### TASK REQUIREMENTS
Check every line below for the word "CINEMA" and show those that hold it.

### THE RECORDS
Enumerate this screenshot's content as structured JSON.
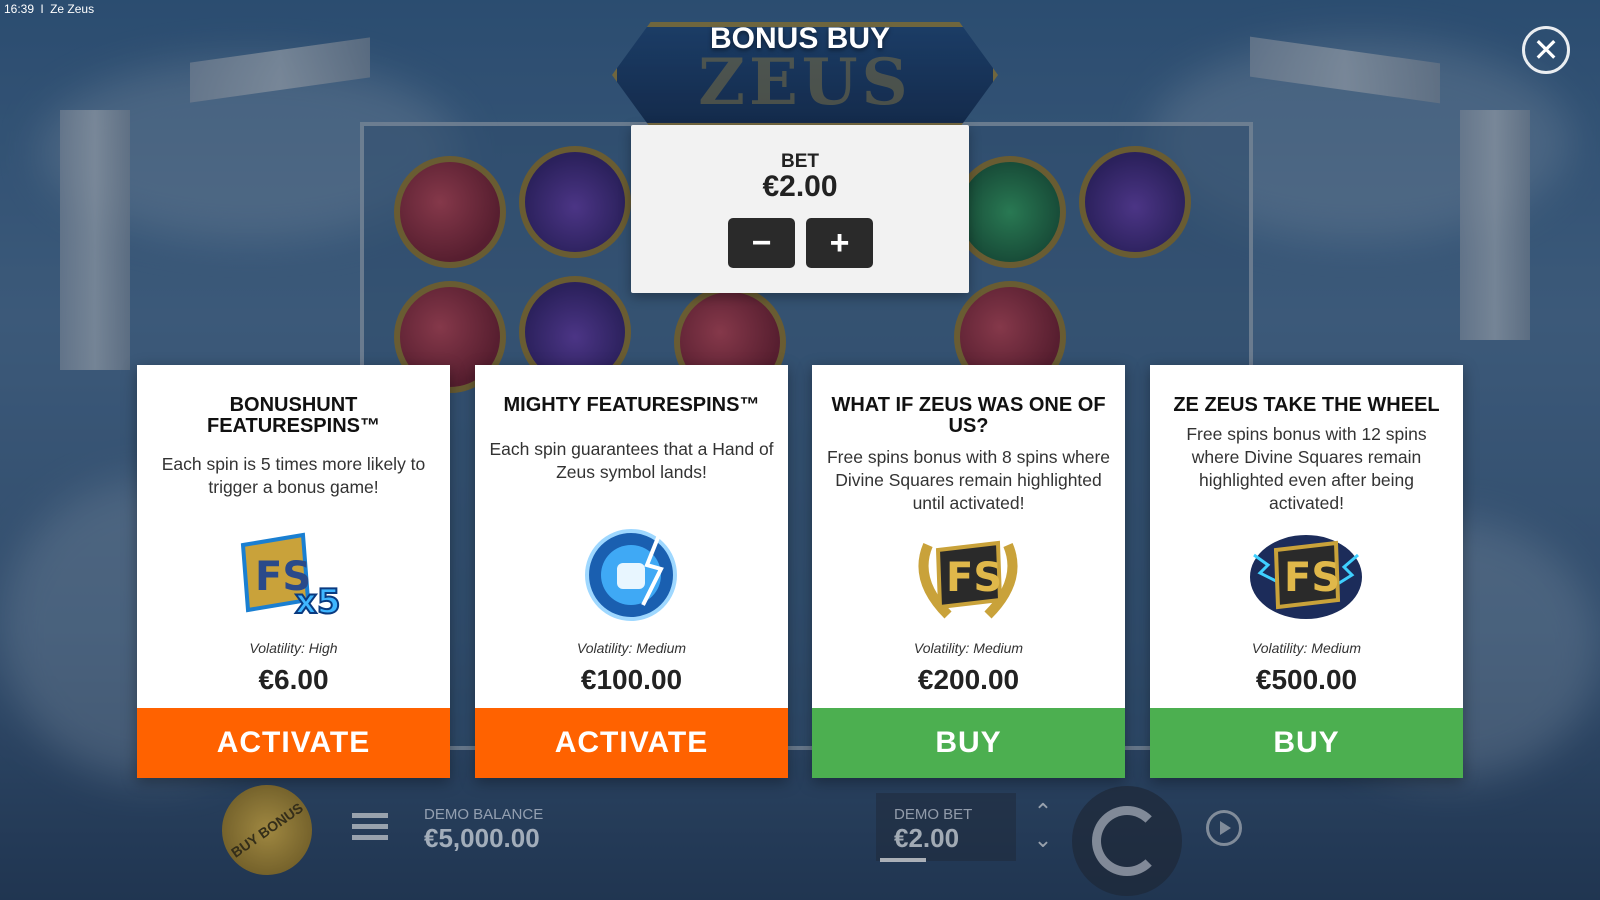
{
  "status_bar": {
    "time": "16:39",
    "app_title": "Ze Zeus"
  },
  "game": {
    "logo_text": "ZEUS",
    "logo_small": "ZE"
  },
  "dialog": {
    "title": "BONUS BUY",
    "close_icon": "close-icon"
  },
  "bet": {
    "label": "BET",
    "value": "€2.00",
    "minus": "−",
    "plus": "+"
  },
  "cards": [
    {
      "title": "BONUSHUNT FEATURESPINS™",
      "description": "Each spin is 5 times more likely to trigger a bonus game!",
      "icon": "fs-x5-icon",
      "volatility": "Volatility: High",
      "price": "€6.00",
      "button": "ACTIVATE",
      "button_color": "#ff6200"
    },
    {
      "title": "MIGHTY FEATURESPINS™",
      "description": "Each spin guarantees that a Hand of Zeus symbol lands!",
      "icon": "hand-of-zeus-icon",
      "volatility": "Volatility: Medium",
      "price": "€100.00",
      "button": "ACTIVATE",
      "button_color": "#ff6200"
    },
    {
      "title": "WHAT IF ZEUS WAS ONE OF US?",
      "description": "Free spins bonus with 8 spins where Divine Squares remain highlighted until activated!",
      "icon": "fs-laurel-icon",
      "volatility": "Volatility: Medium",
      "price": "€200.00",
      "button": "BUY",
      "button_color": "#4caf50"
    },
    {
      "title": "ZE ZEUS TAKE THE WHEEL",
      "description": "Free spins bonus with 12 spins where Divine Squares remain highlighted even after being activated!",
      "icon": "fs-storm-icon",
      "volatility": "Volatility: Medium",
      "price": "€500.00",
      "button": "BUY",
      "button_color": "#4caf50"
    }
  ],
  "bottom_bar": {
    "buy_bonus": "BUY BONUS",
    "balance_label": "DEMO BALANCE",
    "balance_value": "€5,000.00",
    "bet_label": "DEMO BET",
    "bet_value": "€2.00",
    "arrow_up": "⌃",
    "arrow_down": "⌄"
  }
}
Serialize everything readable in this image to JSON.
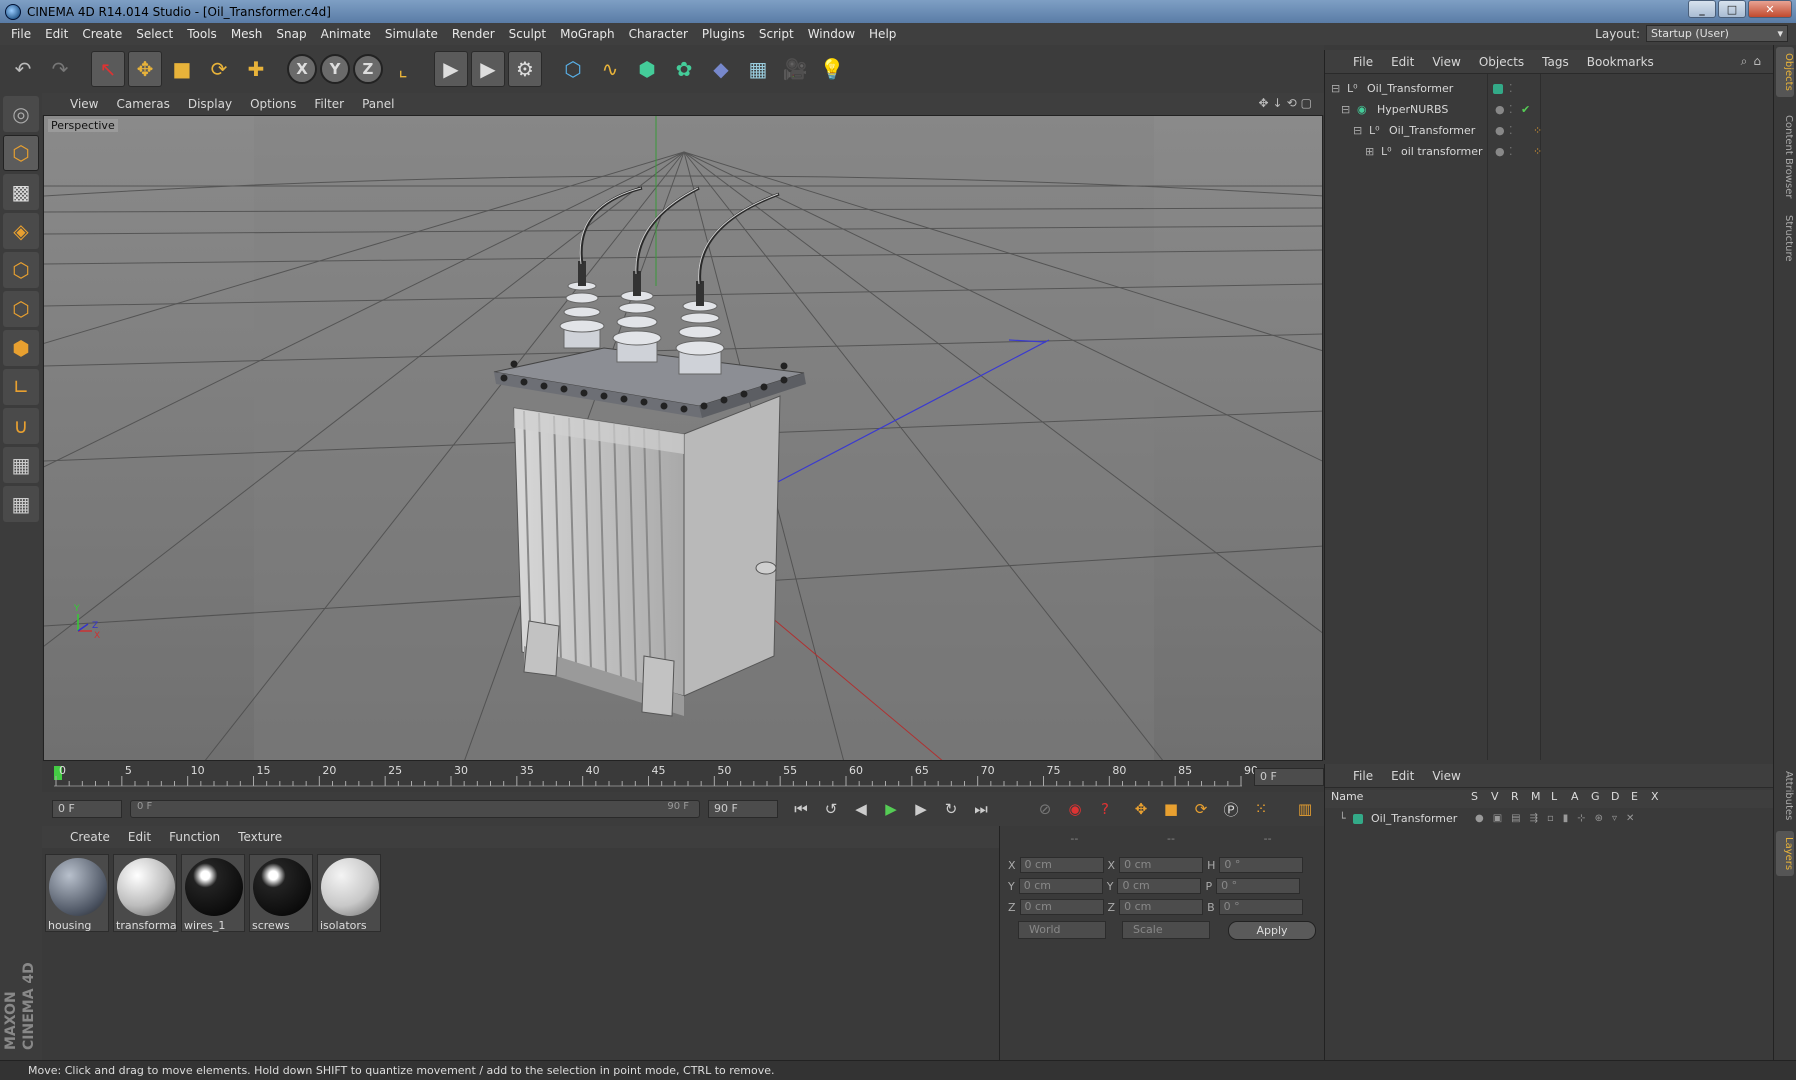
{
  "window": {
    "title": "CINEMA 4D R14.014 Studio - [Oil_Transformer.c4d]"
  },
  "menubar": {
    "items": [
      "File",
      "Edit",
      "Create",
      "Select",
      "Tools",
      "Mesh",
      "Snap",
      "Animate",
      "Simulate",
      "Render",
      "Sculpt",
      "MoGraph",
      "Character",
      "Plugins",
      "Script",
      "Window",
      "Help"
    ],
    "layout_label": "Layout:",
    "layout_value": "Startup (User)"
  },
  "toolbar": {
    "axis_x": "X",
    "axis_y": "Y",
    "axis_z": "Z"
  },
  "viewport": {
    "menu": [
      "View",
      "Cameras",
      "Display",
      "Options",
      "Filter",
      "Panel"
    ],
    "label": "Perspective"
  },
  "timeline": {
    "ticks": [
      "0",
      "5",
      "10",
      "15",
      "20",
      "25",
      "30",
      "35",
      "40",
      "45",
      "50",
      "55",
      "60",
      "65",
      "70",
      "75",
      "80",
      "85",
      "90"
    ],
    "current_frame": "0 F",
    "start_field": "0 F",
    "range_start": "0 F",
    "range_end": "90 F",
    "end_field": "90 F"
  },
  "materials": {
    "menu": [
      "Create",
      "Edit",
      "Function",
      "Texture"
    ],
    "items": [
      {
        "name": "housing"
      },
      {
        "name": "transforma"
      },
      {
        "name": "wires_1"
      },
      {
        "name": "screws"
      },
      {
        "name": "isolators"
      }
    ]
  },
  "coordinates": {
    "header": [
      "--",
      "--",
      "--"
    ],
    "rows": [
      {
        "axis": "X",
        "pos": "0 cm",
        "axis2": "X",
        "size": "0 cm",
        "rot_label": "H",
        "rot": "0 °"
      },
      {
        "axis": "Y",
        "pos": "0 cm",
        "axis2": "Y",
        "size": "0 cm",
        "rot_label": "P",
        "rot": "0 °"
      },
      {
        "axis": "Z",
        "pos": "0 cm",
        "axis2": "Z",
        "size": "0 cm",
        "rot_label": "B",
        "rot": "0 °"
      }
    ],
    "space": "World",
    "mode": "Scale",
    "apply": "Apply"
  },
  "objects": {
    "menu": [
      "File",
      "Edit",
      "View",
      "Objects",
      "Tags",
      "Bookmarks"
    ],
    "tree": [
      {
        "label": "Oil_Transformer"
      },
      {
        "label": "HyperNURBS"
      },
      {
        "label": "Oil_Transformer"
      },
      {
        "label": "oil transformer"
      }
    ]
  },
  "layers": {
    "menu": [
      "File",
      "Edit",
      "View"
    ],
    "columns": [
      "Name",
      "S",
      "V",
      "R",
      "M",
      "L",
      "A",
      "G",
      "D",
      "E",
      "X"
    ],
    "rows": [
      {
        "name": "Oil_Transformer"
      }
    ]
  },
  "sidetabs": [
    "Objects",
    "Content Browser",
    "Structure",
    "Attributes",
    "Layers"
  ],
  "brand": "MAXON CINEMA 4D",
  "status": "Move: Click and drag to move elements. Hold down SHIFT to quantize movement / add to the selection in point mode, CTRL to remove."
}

### SOLUTION TO THIS EXERCISE
    "title": "CINEMA 4D R14.014 Studio - [Oil_Transformer.c4d]"
  "brand": "MAXON CINEMA 4D",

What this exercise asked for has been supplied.